**WRITTEN REQUEST**
Copy out each line that has "информации" in it.

**RECORDS FOR THIS TASK**
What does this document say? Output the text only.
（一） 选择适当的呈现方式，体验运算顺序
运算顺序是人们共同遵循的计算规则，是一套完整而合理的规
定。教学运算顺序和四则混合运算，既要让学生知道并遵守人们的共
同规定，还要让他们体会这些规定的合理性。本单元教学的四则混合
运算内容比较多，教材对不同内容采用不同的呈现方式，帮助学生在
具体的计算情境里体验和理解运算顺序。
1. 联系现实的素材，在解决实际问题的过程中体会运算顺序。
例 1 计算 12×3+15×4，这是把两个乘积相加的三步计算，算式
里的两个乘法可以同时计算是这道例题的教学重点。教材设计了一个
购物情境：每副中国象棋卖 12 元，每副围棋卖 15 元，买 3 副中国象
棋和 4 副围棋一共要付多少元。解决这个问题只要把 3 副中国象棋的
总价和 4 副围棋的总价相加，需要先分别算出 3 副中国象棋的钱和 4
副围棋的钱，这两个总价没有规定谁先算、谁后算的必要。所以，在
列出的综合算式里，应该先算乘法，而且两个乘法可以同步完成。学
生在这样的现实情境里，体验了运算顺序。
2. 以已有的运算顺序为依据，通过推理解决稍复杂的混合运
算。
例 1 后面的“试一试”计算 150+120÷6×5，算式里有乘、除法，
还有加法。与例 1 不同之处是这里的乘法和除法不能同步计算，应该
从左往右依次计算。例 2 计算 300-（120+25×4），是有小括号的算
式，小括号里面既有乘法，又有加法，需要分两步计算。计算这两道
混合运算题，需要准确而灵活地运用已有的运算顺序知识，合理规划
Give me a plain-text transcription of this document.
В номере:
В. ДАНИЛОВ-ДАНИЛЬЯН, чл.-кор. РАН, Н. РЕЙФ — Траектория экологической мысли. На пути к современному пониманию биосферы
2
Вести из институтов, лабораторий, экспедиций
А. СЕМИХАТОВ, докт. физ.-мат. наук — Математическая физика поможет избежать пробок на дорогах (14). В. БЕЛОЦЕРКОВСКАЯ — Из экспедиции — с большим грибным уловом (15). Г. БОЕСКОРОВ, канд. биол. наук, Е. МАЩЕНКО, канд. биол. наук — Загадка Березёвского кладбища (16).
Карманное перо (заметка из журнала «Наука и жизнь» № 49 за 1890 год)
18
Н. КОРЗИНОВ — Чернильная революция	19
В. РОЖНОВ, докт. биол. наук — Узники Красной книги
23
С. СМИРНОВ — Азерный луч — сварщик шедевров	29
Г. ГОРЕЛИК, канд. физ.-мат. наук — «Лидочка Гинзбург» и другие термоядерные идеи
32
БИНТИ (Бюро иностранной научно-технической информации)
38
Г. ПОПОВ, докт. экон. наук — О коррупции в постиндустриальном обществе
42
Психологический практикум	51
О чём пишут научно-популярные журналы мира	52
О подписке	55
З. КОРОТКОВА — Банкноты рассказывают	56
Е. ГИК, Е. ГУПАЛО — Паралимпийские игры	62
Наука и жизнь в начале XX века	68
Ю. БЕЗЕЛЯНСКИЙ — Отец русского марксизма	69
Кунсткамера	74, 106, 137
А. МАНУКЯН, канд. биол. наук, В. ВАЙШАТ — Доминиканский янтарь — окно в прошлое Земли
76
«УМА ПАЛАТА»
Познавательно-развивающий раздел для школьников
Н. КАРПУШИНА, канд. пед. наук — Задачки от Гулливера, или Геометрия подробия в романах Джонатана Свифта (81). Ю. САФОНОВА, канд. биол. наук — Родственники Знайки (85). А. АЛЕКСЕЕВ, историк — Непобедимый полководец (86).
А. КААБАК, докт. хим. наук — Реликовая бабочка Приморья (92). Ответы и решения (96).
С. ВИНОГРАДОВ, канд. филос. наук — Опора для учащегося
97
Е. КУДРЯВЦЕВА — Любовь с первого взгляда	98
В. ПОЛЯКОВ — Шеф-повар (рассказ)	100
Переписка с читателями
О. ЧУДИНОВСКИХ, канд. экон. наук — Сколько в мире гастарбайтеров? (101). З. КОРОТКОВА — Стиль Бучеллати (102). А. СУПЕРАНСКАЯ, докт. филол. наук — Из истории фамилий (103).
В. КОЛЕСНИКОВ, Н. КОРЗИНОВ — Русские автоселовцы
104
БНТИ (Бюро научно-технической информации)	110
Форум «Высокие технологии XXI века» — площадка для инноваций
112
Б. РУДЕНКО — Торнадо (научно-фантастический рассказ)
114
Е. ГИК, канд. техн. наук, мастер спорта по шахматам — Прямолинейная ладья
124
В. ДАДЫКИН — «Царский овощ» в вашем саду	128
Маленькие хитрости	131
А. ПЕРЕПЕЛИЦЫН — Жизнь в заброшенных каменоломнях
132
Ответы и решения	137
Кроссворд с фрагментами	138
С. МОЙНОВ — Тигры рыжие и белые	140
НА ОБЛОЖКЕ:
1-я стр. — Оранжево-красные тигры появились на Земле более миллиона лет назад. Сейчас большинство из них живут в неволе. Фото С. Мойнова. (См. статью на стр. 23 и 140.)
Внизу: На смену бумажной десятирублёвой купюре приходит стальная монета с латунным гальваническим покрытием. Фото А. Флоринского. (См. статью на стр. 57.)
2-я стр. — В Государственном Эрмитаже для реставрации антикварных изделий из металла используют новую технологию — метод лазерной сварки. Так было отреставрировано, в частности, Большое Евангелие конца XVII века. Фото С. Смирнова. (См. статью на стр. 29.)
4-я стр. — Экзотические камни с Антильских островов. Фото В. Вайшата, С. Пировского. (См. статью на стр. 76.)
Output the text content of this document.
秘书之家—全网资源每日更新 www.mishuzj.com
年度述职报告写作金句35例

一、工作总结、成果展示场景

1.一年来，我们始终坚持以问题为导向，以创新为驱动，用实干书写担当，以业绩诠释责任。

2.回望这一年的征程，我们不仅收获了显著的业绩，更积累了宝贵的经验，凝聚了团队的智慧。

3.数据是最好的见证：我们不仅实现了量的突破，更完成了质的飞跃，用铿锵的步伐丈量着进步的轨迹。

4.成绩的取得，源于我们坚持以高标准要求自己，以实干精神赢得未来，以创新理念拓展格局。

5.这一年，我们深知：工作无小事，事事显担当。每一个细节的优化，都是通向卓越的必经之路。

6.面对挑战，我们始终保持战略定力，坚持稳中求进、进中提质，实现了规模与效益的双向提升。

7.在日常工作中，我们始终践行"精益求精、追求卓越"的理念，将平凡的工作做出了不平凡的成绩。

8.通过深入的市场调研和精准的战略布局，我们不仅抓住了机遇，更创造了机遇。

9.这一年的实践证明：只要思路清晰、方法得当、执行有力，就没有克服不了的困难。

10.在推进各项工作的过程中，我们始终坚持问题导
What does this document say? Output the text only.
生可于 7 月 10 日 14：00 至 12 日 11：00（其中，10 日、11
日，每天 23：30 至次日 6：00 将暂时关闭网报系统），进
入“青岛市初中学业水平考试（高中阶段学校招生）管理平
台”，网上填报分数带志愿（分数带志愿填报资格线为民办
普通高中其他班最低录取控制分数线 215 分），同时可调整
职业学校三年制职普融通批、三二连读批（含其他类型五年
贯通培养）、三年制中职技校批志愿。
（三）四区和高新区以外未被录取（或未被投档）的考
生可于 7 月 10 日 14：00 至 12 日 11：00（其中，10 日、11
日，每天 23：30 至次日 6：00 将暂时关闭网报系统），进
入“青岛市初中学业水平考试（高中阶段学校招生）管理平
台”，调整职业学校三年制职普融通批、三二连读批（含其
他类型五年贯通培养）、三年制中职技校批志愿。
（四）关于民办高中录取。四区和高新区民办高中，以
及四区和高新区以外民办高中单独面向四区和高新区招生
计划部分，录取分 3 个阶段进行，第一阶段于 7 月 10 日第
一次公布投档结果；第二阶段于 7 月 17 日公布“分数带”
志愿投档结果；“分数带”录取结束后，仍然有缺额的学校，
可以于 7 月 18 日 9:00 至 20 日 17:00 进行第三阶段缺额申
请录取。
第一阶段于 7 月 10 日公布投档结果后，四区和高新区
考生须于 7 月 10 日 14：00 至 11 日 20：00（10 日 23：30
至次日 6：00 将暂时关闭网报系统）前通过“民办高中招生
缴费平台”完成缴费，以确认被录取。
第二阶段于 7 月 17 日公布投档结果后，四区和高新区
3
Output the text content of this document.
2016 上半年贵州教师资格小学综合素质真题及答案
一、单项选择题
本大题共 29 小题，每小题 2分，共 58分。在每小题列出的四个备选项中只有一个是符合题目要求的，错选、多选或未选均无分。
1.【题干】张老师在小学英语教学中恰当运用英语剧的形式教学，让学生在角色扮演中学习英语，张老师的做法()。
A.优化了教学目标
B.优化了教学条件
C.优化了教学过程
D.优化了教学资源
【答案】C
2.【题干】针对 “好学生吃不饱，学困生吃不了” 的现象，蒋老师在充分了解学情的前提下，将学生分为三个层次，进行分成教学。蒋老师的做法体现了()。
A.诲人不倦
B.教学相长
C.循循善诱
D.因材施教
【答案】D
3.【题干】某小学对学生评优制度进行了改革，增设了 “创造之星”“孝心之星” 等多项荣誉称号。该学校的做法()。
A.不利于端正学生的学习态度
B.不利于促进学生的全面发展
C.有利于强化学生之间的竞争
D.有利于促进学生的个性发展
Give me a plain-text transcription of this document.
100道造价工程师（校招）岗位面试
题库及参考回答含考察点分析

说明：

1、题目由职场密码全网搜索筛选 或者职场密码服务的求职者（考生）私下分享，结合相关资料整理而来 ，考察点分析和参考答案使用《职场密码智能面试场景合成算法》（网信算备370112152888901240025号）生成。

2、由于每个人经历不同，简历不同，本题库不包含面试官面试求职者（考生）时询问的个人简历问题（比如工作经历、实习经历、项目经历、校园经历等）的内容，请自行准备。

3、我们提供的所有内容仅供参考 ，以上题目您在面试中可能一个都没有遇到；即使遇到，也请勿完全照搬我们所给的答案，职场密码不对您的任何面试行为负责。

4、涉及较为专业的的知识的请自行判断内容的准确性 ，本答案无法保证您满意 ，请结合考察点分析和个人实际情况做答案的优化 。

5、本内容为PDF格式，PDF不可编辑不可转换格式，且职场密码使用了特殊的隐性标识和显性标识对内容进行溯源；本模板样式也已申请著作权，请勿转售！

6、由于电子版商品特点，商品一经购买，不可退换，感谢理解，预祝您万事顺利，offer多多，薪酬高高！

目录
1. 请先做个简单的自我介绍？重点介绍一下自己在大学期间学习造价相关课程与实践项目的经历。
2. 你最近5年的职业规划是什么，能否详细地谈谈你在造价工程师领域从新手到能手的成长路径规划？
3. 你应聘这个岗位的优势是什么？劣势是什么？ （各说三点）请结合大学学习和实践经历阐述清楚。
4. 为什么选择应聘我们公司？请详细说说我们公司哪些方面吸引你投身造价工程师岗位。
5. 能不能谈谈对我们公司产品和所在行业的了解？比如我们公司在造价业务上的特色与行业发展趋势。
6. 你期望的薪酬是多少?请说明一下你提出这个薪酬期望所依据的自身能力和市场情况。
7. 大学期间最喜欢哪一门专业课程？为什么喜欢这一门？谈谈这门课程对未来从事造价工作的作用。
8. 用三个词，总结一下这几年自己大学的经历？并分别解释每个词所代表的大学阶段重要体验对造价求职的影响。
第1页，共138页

**OUTPUT FOR THIS TASK**
БИНТИ (Бюро иностранной научно-технической информации)
БНТИ (Бюро научно-технической информации)	110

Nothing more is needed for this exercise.